(Dataset entries)
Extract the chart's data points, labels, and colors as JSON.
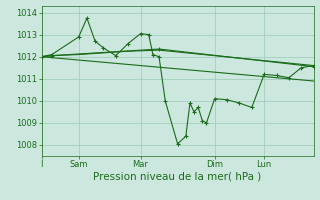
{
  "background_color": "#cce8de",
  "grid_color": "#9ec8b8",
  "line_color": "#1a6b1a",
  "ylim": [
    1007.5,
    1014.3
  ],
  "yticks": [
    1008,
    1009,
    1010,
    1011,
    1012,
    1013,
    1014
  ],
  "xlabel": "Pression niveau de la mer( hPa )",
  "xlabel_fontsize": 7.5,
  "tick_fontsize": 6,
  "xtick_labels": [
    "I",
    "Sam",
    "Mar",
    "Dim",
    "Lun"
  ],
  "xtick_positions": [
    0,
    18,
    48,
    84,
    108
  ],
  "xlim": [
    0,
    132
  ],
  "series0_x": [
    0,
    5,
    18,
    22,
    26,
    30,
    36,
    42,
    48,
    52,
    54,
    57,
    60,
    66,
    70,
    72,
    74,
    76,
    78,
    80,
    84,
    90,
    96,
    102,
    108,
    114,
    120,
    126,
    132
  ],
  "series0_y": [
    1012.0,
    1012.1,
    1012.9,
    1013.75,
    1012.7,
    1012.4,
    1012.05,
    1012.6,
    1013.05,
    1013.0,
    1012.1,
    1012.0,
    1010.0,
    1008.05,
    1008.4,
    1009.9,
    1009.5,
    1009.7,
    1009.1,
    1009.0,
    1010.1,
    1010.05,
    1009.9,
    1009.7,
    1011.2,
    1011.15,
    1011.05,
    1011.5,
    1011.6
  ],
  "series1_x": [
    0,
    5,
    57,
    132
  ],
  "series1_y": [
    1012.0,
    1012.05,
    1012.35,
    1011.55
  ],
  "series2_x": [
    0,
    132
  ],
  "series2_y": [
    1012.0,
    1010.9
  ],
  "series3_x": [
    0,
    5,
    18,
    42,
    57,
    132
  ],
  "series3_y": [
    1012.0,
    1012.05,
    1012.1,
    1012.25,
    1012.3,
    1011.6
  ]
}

▸ **Request**
The pictures should not appear in the copy; every other part of the records above must be returned exactly.

▸ **Full output**
Extract the chart's data points, labels, and colors as JSON.
{
  "background_color": "#cce8de",
  "grid_color": "#9ec8b8",
  "line_color": "#1a6b1a",
  "ylim": [
    1007.5,
    1014.3
  ],
  "yticks": [
    1008,
    1009,
    1010,
    1011,
    1012,
    1013,
    1014
  ],
  "xlabel": "Pression niveau de la mer( hPa )",
  "xlabel_fontsize": 7.5,
  "tick_fontsize": 6,
  "xtick_labels": [
    "I",
    "Sam",
    "Mar",
    "Dim",
    "Lun"
  ],
  "xtick_positions": [
    0,
    18,
    48,
    84,
    108
  ],
  "xlim": [
    0,
    132
  ],
  "series0_x": [
    0,
    5,
    18,
    22,
    26,
    30,
    36,
    42,
    48,
    52,
    54,
    57,
    60,
    66,
    70,
    72,
    74,
    76,
    78,
    80,
    84,
    90,
    96,
    102,
    108,
    114,
    120,
    126,
    132
  ],
  "series0_y": [
    1012.0,
    1012.1,
    1012.9,
    1013.75,
    1012.7,
    1012.4,
    1012.05,
    1012.6,
    1013.05,
    1013.0,
    1012.1,
    1012.0,
    1010.0,
    1008.05,
    1008.4,
    1009.9,
    1009.5,
    1009.7,
    1009.1,
    1009.0,
    1010.1,
    1010.05,
    1009.9,
    1009.7,
    1011.2,
    1011.15,
    1011.05,
    1011.5,
    1011.6
  ],
  "series1_x": [
    0,
    5,
    57,
    132
  ],
  "series1_y": [
    1012.0,
    1012.05,
    1012.35,
    1011.55
  ],
  "series2_x": [
    0,
    132
  ],
  "series2_y": [
    1012.0,
    1010.9
  ],
  "series3_x": [
    0,
    5,
    18,
    42,
    57,
    132
  ],
  "series3_y": [
    1012.0,
    1012.05,
    1012.1,
    1012.25,
    1012.3,
    1011.6
  ]
}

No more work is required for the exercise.